* [Problem details]: Copy every line in which the string "para" occurs.

--- start of Entries provided ---

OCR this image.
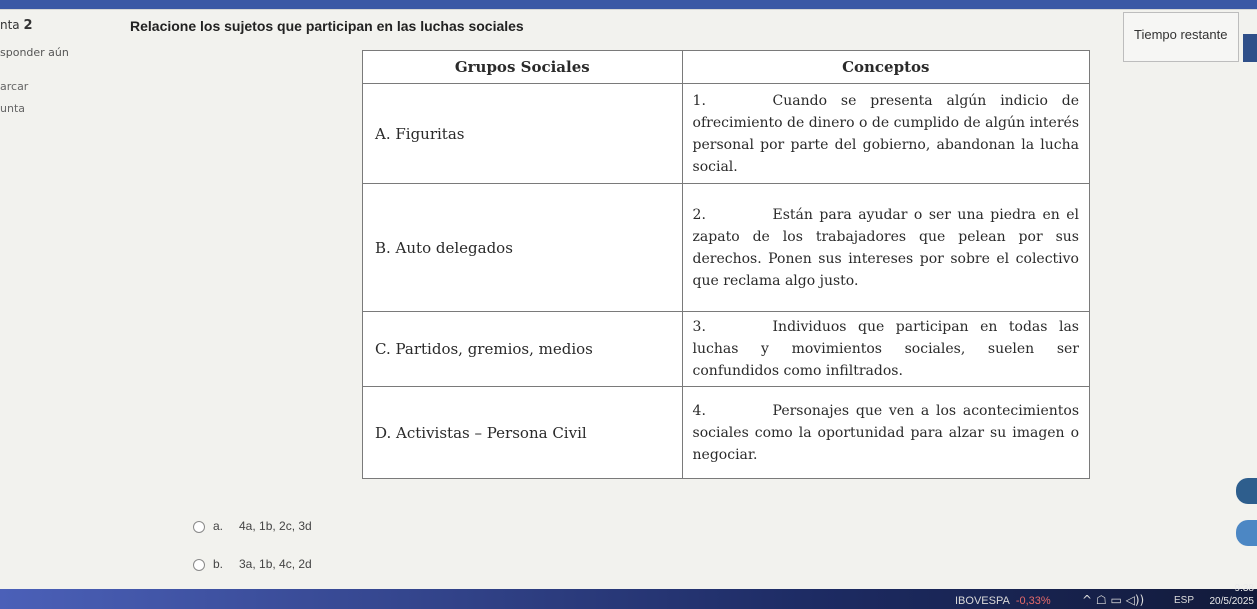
nta 2
sponder aún
arcar
unta
Relacione los sujetos que participan en las luchas sociales
Tiempo restante
Grupos Sociales	Conceptos
A. Figuritas	1. Cuando se presenta algún indicio de ofrecimiento de dinero o de cumplido de algún interés personal por parte del gobierno, abandonan la lucha social.
B. Auto delegados	2. Están para ayudar o ser una piedra en el zapato de los trabajadores que pelean por sus derechos. Ponen sus intereses por sobre el colectivo que reclama algo justo.
C. Partidos, gremios, medios	3. Individuos que participan en todas las luchas y movimientos sociales, suelen ser confundidos como infiltrados.
D. Activistas – Persona Civil	4. Personajes que ven a los acontecimientos sociales como la oportunidad para alzar su imagen o negociar.
a. 4a, 1b, 2c, 3d
b. 3a, 1b, 4c, 2d
IBOVESPA -0,33%	^ ☖ ▭ ◁))	ESP
9:38
20/5/2025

--- end of Entries provided ---

* [Response]:
B. Auto delegados	2. Están para ayudar o ser una piedra en el zapato de los trabajadores que pelean por sus derechos. Ponen sus intereses por sobre el colectivo que reclama algo justo.
D. Activistas – Persona Civil	4. Personajes que ven a los acontecimientos sociales como la oportunidad para alzar su imagen o negociar.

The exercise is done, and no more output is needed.